Go through the material and pull out every line with the string "that" in it.

◇ ◇ ◇ ◇ ◇ ◇ ◇

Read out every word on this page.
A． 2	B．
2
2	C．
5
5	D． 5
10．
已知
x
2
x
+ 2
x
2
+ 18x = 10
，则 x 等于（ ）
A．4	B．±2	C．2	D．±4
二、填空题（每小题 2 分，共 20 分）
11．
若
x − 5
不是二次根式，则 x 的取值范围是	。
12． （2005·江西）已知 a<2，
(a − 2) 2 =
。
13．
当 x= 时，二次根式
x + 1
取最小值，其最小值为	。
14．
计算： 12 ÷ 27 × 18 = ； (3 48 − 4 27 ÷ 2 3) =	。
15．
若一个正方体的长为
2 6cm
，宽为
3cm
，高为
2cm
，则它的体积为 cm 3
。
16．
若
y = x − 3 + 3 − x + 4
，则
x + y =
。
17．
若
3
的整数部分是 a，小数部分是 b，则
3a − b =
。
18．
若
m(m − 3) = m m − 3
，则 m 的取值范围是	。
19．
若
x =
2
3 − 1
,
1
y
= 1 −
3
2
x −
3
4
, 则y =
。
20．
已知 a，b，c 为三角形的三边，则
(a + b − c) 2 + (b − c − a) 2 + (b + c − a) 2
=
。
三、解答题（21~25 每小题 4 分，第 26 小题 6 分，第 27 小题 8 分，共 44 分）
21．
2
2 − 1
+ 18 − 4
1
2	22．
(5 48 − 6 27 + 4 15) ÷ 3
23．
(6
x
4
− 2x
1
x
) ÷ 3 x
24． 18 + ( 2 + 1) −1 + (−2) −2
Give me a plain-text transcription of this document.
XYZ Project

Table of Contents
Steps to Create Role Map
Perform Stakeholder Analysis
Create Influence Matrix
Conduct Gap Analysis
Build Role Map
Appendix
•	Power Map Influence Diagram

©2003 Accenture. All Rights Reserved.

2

◇ ◇ ◇ ◇ ◇ ◇ ◇

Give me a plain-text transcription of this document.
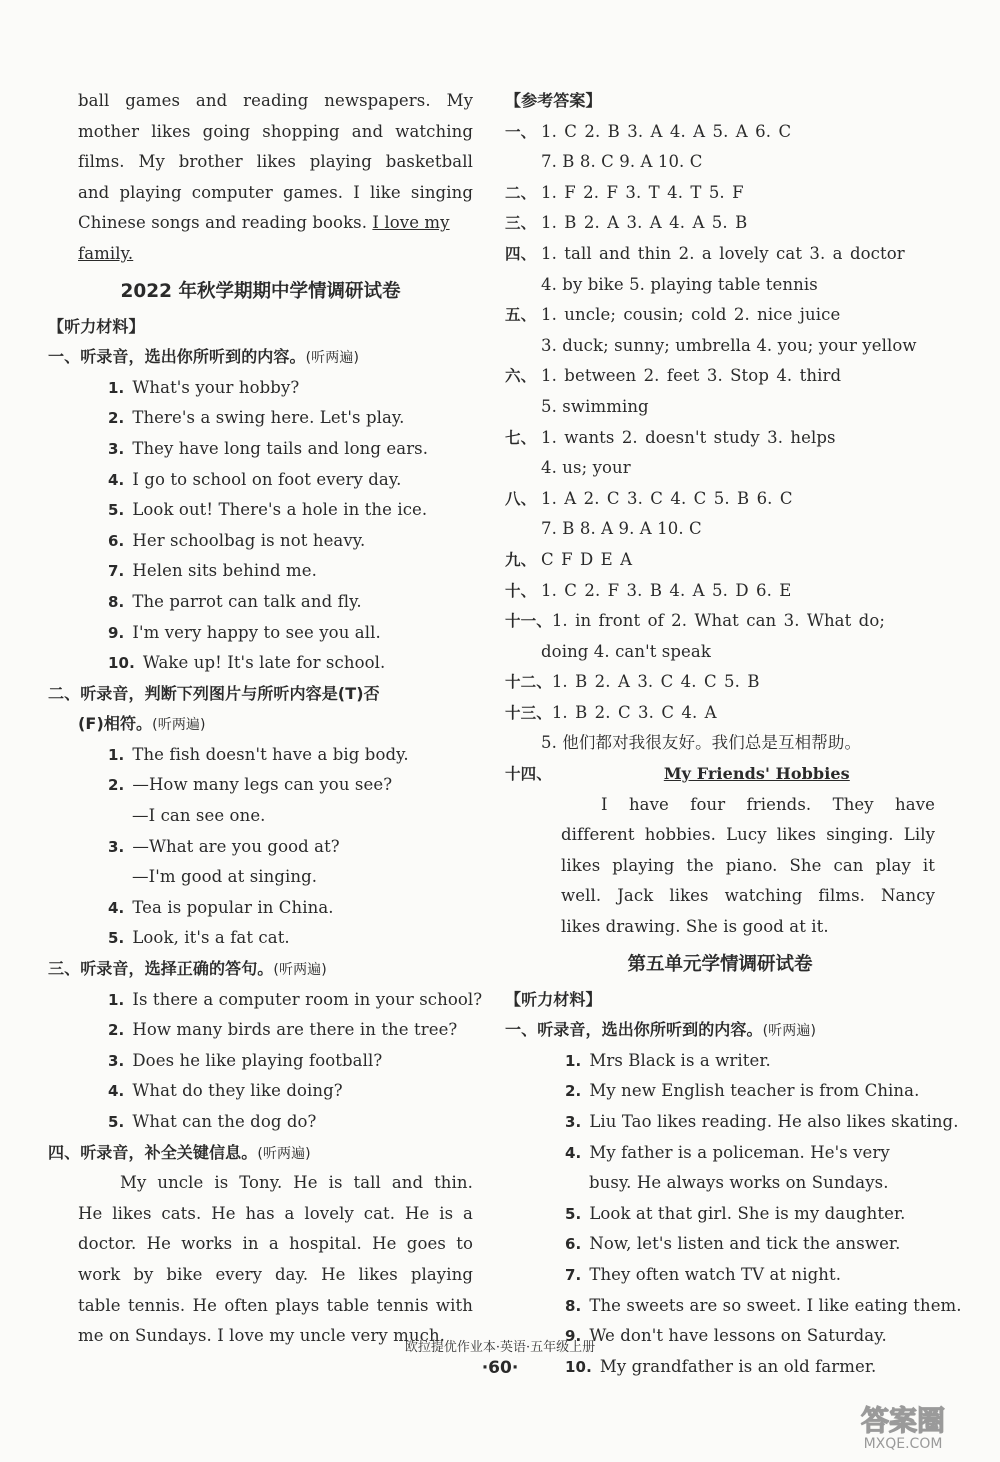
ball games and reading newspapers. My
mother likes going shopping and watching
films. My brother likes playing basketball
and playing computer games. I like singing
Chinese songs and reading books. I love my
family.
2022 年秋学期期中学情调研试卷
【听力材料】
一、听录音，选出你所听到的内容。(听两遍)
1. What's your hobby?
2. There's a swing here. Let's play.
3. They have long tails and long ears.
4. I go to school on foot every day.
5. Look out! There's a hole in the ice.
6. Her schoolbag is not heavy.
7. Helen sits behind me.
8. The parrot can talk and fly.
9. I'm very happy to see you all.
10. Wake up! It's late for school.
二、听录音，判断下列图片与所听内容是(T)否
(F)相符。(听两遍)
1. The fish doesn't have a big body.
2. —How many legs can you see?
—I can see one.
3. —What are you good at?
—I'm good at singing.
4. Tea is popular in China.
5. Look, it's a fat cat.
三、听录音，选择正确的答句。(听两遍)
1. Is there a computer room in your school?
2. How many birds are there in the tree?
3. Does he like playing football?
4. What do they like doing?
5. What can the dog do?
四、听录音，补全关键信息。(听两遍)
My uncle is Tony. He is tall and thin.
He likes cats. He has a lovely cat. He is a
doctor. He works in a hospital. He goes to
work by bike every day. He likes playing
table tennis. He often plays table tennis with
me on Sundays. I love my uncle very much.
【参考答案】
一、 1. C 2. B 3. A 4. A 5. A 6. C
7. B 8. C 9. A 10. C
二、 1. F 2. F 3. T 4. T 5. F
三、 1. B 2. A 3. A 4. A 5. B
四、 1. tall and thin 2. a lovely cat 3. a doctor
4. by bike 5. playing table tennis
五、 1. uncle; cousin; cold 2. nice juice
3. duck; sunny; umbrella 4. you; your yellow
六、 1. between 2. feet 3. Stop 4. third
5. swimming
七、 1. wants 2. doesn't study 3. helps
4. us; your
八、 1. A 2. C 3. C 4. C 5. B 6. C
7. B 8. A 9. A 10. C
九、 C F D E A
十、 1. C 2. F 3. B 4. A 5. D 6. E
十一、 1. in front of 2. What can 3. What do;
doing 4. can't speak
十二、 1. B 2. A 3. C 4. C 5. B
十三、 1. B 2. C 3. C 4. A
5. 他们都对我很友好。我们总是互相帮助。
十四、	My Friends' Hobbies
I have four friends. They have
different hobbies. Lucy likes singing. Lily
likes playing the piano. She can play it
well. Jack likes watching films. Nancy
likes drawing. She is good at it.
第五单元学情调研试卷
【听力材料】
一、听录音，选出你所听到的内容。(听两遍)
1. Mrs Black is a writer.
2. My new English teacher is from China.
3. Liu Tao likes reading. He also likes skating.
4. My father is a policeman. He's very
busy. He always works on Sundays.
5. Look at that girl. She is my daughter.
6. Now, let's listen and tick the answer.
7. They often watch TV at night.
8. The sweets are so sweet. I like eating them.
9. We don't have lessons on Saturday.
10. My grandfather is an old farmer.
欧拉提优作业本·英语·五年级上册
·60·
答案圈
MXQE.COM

◇ ◇ ◇ ◇ ◇ ◇ ◇

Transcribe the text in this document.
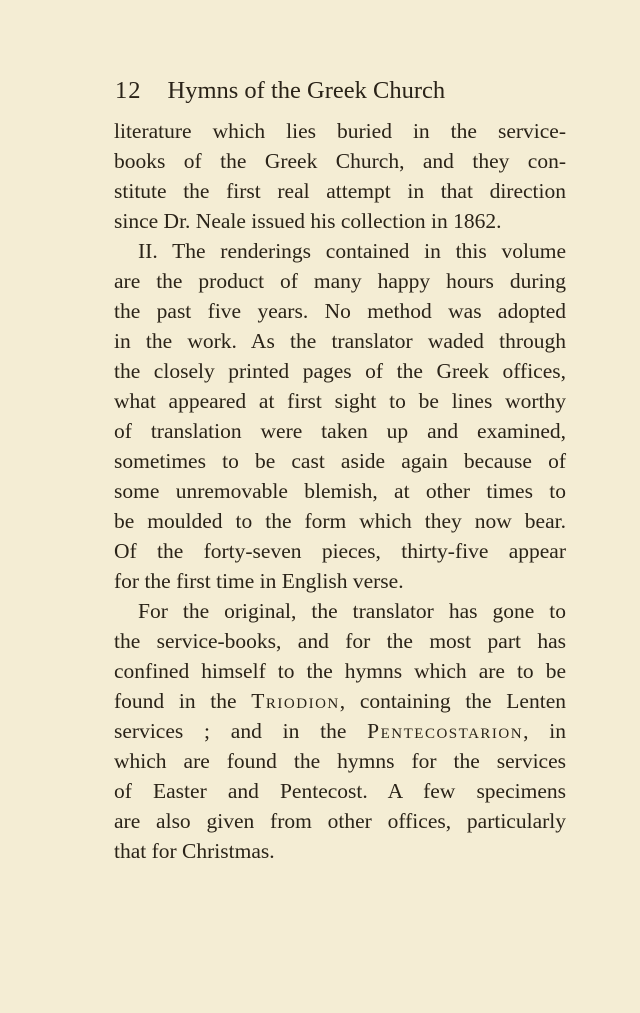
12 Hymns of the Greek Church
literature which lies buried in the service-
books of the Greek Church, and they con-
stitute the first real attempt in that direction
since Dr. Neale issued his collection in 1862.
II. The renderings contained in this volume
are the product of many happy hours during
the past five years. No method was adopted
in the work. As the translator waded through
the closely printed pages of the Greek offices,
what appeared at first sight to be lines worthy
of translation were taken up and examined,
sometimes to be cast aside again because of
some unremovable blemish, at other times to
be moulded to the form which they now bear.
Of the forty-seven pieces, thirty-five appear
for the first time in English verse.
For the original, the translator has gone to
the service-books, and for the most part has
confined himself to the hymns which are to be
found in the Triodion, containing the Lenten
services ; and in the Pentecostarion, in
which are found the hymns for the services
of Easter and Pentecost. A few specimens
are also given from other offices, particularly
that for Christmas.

◇ ◇ ◇ ◇ ◇ ◇ ◇

**The answer:**
5. Look at that girl. She is my daughter.
stitute the first real attempt in that direction
that for Christmas.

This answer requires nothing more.